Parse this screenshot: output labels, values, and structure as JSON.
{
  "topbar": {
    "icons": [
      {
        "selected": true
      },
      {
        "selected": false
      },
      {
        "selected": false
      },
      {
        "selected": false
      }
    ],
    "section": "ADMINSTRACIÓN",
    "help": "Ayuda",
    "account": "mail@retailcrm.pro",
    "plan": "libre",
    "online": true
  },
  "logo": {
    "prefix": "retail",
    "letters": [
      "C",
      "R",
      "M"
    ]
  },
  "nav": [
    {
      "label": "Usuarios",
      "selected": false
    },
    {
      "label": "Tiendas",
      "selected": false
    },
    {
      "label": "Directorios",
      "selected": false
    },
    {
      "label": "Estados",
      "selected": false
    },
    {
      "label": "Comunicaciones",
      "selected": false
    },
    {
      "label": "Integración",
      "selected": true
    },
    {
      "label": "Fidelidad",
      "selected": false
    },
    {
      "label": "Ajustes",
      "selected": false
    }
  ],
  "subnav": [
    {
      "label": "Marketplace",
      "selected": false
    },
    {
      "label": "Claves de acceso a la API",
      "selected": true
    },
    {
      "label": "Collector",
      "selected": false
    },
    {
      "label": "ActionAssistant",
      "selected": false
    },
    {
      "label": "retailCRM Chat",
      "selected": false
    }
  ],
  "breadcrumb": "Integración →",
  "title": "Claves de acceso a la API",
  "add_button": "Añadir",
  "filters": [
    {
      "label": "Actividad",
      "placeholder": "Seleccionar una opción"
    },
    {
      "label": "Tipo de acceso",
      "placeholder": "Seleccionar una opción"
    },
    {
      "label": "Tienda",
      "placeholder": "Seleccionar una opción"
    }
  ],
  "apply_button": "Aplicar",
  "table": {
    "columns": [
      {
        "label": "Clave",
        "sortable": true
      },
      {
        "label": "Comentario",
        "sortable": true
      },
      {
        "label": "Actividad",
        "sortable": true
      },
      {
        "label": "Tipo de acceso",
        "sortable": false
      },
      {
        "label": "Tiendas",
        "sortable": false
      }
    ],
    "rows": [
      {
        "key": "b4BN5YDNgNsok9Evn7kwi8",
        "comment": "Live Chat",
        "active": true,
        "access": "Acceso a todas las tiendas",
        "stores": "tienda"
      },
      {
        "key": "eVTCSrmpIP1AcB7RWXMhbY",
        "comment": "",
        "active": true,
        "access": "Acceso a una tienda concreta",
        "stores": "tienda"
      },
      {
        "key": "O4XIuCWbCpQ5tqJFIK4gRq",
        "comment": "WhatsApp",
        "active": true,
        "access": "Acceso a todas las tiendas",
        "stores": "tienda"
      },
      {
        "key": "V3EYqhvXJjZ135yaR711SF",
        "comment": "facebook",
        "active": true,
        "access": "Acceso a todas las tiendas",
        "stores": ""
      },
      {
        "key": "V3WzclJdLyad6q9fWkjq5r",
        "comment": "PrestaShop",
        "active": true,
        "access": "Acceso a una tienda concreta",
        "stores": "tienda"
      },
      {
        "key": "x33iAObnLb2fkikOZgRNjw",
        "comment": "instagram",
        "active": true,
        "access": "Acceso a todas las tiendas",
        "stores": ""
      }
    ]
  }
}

■ GOAL: Count the lines in the material above where the string "Integración" appears, then state only that count.

■ RESULT OF THE TASK: 2